(Data to use)
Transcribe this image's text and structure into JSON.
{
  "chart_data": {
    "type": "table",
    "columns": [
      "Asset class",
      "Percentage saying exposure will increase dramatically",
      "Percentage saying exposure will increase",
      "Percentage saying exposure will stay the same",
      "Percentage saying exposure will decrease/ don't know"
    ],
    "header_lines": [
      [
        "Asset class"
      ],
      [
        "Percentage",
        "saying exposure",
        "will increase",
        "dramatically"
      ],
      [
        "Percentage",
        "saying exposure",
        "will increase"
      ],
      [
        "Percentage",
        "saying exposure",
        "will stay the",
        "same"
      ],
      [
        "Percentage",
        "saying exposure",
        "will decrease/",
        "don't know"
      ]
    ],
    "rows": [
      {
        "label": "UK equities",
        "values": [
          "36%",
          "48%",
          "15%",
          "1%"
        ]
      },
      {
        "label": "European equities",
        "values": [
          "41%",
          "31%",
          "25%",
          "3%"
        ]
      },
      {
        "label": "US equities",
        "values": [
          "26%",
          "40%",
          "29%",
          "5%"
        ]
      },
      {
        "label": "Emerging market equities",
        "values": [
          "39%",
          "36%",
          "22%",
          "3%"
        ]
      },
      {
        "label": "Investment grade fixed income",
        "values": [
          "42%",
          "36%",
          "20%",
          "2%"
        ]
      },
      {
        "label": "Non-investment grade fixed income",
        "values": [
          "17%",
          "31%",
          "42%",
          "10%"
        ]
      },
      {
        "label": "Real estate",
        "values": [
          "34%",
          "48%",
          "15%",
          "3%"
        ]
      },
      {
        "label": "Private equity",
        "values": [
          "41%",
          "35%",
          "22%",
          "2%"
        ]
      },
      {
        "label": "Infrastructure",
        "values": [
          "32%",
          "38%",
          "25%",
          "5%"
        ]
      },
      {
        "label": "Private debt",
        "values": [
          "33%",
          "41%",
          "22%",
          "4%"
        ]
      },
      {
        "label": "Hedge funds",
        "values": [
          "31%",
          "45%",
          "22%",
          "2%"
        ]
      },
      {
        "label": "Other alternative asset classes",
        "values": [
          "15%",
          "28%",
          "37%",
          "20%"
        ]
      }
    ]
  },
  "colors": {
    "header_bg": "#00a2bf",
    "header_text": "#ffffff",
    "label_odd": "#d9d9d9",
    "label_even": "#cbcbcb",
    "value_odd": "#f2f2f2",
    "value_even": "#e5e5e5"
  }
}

(Set problem) Select and copy each line from the data that includes the word "stay".

(Final answer)
      "Percentage saying exposure will stay the same",
        "will stay the",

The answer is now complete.